**PROVIDED DATA**
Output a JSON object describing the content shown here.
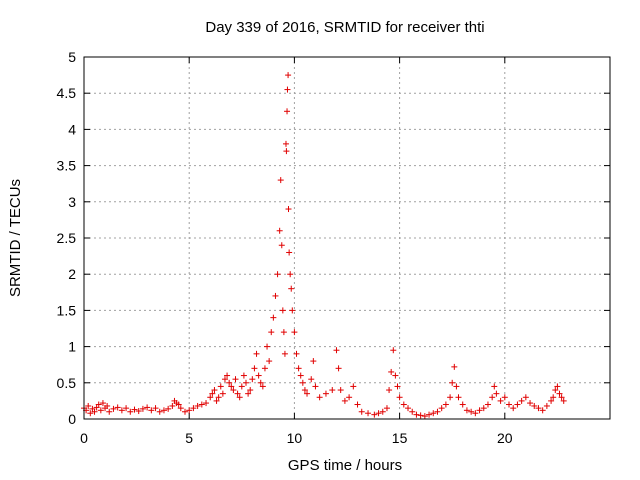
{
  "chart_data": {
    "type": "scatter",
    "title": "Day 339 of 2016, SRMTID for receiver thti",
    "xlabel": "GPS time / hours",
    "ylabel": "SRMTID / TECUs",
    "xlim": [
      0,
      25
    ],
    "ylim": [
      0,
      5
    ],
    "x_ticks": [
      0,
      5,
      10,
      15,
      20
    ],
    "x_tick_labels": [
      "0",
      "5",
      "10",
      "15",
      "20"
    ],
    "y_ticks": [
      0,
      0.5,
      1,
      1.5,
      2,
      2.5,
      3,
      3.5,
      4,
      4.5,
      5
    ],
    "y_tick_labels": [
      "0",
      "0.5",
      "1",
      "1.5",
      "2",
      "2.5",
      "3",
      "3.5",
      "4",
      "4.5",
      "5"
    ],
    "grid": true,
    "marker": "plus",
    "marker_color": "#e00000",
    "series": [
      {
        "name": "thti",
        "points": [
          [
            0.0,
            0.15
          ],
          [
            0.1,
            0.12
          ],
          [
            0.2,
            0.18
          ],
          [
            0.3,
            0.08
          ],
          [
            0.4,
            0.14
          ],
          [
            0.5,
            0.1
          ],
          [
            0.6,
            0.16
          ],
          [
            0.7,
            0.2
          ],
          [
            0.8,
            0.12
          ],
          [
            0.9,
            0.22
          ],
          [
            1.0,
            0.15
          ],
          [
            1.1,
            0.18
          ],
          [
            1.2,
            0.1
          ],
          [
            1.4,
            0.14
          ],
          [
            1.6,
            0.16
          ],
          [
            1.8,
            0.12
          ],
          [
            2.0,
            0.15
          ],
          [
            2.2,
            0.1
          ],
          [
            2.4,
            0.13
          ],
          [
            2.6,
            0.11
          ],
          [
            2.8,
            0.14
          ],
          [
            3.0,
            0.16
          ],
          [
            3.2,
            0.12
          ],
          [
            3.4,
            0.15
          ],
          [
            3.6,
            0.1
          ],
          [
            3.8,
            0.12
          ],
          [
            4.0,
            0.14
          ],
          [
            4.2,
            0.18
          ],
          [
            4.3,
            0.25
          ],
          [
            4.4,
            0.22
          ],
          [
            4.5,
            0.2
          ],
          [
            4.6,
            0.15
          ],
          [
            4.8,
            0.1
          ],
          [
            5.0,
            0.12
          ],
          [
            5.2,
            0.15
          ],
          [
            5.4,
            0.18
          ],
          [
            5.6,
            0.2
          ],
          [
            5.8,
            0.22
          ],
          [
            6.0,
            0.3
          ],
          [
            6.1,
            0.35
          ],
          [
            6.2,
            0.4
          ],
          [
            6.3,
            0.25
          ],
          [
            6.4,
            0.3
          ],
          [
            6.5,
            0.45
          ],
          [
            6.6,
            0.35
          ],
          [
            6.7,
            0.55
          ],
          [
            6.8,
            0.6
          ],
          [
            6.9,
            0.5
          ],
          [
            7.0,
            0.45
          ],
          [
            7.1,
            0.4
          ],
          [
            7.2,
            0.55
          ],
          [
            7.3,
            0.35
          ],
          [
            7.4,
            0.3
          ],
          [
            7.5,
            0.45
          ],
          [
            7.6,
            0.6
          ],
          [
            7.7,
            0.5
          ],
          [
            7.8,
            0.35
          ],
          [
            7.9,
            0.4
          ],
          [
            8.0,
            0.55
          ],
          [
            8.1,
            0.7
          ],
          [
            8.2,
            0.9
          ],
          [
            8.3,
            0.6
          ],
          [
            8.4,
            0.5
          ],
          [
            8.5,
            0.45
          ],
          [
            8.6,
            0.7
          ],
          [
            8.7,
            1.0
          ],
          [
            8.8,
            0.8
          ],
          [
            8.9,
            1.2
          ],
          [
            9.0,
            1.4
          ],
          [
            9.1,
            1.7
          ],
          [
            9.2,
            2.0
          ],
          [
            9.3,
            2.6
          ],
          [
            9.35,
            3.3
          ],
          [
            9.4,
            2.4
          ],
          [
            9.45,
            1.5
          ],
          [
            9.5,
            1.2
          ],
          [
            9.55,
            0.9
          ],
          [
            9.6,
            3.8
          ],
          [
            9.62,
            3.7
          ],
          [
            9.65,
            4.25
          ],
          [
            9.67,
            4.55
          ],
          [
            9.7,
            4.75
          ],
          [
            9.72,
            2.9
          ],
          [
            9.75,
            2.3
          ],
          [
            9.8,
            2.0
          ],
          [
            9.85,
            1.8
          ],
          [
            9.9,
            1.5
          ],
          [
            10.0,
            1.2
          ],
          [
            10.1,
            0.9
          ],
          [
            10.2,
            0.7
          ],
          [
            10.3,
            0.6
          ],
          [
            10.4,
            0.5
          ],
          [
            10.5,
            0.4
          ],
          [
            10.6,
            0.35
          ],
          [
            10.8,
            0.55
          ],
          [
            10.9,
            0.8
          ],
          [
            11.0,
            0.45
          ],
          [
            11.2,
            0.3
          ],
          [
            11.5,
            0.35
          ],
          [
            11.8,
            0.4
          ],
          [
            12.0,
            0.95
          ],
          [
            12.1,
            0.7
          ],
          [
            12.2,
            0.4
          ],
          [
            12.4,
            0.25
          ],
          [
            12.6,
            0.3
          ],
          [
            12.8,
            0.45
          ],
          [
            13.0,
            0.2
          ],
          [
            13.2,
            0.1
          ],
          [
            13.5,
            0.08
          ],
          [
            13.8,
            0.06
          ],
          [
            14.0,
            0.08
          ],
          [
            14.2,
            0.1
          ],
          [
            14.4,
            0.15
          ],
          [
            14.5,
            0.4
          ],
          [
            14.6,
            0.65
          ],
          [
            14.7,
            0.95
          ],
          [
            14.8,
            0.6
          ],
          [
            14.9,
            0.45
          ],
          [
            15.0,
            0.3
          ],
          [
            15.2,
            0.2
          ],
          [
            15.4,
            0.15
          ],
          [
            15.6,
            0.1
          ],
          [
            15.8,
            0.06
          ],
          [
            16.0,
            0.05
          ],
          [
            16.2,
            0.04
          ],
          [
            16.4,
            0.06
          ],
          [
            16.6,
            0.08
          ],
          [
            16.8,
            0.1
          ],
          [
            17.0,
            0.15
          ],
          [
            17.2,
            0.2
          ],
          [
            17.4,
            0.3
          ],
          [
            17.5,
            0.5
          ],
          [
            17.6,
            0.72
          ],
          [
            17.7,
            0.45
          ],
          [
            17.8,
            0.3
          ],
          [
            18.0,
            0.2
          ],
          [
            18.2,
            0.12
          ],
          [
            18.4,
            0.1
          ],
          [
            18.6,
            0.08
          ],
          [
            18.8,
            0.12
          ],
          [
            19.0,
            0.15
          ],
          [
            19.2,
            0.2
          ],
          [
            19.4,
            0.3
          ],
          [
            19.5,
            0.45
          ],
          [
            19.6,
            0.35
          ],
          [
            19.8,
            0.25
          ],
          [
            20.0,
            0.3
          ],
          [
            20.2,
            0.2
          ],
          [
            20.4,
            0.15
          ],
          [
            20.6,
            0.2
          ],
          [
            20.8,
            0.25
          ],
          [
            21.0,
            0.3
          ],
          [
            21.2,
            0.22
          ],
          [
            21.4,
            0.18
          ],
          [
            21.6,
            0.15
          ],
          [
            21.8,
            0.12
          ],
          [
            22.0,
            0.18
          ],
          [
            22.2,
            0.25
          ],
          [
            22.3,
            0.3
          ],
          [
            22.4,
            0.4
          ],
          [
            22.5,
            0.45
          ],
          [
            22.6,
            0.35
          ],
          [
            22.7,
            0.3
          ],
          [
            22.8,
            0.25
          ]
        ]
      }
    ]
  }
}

--

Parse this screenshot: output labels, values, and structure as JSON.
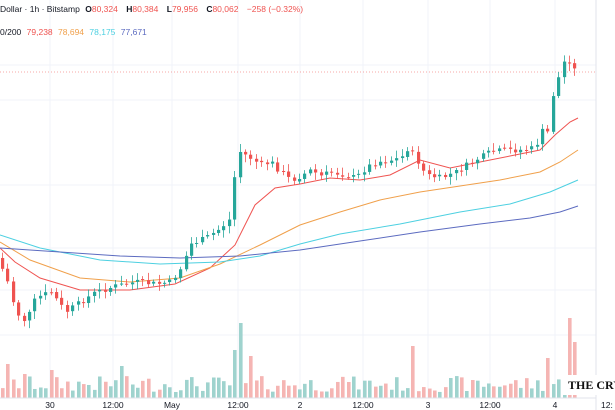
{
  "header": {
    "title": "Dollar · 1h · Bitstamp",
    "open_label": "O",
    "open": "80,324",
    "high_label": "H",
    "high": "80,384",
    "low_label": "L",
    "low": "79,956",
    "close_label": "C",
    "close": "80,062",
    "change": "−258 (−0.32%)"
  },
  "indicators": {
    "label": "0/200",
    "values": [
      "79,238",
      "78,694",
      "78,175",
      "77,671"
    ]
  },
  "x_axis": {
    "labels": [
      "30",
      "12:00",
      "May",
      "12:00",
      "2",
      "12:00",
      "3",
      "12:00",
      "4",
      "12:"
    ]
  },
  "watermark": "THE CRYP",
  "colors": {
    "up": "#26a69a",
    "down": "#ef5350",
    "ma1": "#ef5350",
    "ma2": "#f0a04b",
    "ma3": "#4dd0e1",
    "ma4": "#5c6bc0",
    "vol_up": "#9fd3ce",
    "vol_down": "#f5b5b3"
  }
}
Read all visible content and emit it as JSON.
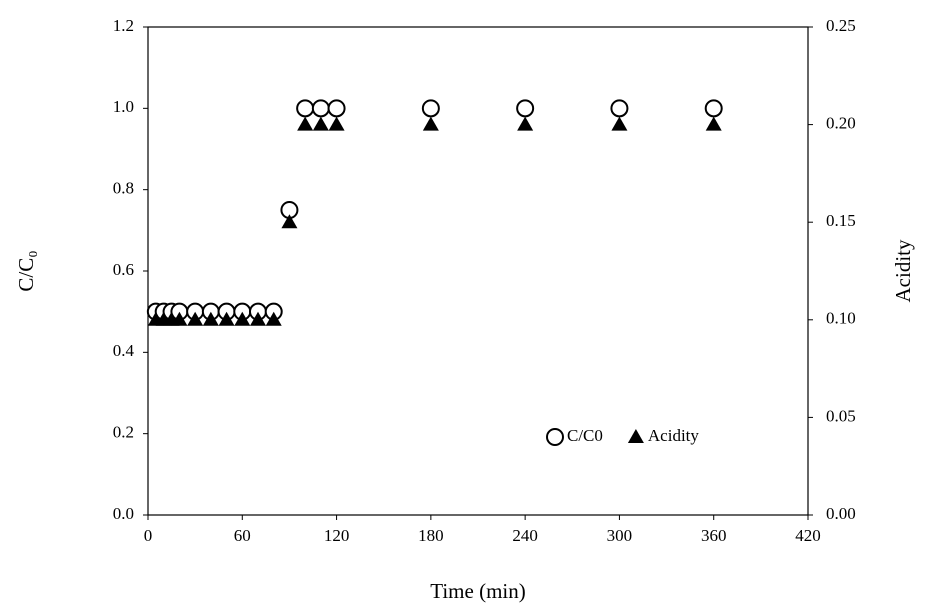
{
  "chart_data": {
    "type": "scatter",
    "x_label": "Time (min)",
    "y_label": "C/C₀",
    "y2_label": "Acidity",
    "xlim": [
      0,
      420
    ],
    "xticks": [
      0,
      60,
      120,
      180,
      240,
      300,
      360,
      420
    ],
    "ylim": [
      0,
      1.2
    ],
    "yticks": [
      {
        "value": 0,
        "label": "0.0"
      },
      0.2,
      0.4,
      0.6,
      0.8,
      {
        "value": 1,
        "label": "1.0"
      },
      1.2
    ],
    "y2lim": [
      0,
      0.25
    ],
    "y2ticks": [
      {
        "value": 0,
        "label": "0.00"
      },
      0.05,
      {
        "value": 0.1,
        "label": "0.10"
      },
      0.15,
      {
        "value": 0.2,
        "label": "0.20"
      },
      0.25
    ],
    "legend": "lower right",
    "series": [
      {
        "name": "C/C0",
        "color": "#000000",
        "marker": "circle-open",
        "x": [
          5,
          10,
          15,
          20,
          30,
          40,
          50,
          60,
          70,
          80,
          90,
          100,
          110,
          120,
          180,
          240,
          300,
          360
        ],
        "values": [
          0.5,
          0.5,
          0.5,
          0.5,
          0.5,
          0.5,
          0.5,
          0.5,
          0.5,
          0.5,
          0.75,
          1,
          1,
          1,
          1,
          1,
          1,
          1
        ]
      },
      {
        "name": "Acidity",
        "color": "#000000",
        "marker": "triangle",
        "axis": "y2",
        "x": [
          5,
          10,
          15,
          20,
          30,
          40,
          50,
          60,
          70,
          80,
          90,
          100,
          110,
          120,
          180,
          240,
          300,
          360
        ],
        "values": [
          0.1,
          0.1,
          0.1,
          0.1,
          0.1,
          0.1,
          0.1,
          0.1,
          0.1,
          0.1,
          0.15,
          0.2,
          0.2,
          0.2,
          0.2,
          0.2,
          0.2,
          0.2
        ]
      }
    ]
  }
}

==

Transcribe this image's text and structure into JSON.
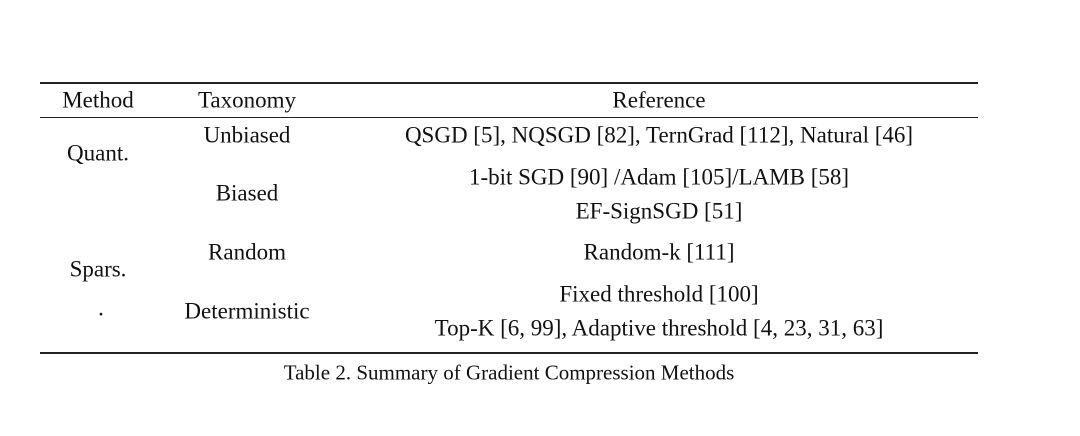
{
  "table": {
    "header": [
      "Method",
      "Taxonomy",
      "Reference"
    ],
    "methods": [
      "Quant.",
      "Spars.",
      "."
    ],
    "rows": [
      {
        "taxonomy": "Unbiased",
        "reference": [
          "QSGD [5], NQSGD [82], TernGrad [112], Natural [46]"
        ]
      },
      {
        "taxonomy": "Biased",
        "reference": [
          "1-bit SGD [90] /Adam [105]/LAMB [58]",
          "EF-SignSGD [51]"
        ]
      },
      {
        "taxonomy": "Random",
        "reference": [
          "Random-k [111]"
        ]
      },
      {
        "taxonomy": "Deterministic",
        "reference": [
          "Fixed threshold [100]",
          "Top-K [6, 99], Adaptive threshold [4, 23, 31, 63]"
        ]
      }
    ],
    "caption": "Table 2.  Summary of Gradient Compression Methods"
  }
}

**TASK OBJECTIVE**
Gather every line from the listing above in which the word "content" appears.

**FINAL ANSWER**
Output a JSON object describing the content shown here.
Read all visible content and emit it as JSON.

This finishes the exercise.